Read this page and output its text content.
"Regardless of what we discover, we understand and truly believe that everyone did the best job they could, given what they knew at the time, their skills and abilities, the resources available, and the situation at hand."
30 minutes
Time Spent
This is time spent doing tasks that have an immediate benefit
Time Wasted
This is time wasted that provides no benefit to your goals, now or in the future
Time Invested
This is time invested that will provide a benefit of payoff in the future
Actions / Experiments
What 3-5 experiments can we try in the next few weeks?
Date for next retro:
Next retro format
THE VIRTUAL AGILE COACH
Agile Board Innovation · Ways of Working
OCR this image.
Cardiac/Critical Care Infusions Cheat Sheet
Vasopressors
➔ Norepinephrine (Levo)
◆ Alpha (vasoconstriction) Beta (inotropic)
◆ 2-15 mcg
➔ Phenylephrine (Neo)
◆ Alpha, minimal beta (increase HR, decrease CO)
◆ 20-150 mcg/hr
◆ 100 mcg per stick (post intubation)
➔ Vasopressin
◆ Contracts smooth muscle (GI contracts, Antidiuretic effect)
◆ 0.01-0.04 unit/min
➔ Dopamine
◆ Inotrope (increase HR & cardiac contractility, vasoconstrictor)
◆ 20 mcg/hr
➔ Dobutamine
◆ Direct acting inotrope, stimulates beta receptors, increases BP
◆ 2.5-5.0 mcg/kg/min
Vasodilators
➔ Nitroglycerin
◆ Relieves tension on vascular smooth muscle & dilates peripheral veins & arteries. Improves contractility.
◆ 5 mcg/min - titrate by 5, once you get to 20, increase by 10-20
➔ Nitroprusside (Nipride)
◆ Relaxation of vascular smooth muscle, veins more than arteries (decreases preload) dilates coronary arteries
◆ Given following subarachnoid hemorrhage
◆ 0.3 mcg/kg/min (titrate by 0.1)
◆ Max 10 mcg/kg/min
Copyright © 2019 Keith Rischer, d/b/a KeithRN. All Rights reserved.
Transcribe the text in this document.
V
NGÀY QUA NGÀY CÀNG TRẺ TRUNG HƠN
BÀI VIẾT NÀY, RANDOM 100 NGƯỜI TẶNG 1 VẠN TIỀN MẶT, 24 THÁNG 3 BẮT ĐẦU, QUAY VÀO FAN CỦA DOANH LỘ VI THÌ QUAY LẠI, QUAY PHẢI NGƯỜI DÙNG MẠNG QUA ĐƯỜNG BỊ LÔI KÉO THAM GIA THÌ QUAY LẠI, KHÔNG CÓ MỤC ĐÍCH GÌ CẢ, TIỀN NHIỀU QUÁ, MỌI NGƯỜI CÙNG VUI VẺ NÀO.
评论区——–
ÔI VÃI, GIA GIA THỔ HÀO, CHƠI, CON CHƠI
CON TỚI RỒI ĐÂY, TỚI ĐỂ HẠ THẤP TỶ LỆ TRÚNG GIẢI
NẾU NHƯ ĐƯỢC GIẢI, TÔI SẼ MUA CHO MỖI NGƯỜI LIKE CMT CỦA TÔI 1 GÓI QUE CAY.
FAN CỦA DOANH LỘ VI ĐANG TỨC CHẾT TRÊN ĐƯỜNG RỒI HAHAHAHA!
******************************
WHAT THE EXERCISE ASKS –
Determine how many lines in the records contain "text", and reply with the number only.

PROBLEM SOLUTION –
2